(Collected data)
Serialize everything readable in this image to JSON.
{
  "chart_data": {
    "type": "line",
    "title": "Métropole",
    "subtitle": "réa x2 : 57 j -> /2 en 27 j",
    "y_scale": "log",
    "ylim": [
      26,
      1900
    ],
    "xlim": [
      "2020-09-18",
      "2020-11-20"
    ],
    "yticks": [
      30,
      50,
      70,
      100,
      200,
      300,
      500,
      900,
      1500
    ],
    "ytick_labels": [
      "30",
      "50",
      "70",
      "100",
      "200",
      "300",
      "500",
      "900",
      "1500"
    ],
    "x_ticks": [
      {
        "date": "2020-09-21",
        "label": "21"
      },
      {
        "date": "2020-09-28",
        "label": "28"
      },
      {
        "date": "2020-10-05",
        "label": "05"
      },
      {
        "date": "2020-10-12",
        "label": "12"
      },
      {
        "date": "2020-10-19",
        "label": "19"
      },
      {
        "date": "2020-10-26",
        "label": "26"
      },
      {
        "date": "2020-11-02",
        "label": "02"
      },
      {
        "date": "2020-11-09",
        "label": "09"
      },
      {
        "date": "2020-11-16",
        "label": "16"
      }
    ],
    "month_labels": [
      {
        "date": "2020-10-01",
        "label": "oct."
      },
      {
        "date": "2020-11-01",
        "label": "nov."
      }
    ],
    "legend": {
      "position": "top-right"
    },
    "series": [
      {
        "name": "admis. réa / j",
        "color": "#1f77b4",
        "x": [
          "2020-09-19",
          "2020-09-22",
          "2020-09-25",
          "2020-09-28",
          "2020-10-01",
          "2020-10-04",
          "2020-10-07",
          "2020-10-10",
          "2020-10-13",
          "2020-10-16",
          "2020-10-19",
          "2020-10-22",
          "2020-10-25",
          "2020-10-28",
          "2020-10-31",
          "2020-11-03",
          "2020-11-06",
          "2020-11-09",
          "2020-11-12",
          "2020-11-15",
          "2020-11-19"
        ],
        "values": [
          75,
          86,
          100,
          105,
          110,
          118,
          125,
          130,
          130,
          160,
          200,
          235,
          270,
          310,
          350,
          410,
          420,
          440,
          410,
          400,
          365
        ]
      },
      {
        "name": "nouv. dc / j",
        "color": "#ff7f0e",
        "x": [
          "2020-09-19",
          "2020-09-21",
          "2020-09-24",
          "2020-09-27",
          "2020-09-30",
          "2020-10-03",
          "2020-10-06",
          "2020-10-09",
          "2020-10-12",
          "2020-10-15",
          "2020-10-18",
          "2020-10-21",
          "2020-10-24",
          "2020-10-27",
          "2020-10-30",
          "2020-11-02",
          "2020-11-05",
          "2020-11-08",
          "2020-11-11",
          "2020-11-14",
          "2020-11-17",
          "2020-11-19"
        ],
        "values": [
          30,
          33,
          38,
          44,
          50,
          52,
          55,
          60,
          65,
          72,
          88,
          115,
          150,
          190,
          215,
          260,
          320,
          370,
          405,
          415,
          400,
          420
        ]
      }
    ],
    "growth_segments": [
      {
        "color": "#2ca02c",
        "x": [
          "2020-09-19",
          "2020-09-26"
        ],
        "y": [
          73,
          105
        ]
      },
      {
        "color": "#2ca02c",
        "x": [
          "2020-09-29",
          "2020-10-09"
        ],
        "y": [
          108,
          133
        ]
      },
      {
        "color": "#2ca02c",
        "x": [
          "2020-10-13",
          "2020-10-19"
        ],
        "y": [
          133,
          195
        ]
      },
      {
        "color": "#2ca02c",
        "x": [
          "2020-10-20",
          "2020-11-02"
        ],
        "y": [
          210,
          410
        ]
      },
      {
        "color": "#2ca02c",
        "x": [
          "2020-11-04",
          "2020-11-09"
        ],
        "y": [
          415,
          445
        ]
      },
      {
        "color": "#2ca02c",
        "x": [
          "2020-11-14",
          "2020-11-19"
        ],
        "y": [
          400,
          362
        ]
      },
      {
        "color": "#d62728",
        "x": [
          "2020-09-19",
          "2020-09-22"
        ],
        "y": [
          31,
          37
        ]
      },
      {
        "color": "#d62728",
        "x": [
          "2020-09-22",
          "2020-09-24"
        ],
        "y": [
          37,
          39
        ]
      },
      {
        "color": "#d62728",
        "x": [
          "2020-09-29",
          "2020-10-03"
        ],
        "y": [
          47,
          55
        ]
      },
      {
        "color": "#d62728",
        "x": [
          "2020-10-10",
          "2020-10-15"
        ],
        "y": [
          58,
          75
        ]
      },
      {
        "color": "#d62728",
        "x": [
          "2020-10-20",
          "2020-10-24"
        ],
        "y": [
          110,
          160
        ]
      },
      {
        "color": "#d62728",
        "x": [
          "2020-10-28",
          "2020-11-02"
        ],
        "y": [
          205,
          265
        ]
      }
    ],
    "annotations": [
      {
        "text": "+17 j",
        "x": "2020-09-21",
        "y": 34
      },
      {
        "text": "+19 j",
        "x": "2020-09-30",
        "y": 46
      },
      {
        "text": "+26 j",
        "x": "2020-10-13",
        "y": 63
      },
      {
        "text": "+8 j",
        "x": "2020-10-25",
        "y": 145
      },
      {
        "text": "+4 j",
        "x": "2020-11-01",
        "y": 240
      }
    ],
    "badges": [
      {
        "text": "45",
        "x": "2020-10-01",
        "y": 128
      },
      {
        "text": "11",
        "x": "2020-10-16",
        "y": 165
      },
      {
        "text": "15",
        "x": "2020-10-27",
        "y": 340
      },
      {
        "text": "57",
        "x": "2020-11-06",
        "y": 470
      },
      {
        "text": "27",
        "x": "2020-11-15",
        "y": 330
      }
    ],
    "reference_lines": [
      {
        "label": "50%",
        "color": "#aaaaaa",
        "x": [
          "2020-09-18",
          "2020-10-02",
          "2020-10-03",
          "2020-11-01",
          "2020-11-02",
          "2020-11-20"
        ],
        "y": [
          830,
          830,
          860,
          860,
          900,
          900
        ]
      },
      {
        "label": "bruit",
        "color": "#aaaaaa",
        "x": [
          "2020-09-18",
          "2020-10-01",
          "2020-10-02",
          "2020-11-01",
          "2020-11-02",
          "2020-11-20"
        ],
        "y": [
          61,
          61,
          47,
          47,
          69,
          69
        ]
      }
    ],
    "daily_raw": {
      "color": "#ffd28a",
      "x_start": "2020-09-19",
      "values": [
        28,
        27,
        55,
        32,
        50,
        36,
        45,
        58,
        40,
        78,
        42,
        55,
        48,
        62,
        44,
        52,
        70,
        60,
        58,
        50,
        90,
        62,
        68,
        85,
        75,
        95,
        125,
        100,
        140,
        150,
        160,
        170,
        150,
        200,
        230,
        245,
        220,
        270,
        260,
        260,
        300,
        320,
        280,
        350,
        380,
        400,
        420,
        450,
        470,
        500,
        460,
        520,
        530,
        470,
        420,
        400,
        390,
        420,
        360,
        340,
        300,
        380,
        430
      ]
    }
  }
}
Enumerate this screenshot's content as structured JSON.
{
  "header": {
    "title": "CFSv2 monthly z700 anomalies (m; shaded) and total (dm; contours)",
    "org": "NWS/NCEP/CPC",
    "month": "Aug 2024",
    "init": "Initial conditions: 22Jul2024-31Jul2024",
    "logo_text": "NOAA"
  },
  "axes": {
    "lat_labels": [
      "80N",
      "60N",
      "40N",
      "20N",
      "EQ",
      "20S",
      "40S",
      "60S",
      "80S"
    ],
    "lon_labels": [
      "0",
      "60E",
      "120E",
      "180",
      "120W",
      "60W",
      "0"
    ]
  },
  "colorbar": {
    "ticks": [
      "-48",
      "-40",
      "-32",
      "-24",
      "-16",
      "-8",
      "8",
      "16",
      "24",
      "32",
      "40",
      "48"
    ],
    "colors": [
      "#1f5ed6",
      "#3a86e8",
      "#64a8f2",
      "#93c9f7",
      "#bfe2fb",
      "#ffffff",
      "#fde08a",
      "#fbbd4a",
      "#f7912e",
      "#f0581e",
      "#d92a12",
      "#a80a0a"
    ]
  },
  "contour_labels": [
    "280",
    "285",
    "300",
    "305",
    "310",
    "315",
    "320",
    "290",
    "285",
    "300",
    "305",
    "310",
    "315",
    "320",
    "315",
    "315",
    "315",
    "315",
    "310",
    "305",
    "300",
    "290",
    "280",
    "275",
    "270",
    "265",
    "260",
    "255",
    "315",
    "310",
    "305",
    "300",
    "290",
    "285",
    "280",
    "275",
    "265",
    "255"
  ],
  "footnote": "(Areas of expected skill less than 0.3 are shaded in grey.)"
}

--- EXERCISE PROMPT ---
Give back exactly the lines from the one containing "Enumerate this screenshot's" to the end of the material, both ends included.

--- EXPECTED ANSWER ---
Enumerate this screenshot's content as structured JSON.
{
  "header": {
    "title": "CFSv2 monthly z700 anomalies (m; shaded) and total (dm; contours)",
    "org": "NWS/NCEP/CPC",
    "month": "Aug 2024",
    "init": "Initial conditions: 22Jul2024-31Jul2024",
    "logo_text": "NOAA"
  },
  "axes": {
    "lat_labels": [
      "80N",
      "60N",
      "40N",
      "20N",
      "EQ",
      "20S",
      "40S",
      "60S",
      "80S"
    ],
    "lon_labels": [
      "0",
      "60E",
      "120E",
      "180",
      "120W",
      "60W",
      "0"
    ]
  },
  "colorbar": {
    "ticks": [
      "-48",
      "-40",
      "-32",
      "-24",
      "-16",
      "-8",
      "8",
      "16",
      "24",
      "32",
      "40",
      "48"
    ],
    "colors": [
      "#1f5ed6",
      "#3a86e8",
      "#64a8f2",
      "#93c9f7",
      "#bfe2fb",
      "#ffffff",
      "#fde08a",
      "#fbbd4a",
      "#f7912e",
      "#f0581e",
      "#d92a12",
      "#a80a0a"
    ]
  },
  "contour_labels": [
    "280",
    "285",
    "300",
    "305",
    "310",
    "315",
    "320",
    "290",
    "285",
    "300",
    "305",
    "310",
    "315",
    "320",
    "315",
    "315",
    "315",
    "315",
    "310",
    "305",
    "300",
    "290",
    "280",
    "275",
    "270",
    "265",
    "260",
    "255",
    "315",
    "310",
    "305",
    "300",
    "290",
    "285",
    "280",
    "275",
    "265",
    "255"
  ],
  "footnote": "(Areas of expected skill less than 0.3 are shaded in grey.)"
}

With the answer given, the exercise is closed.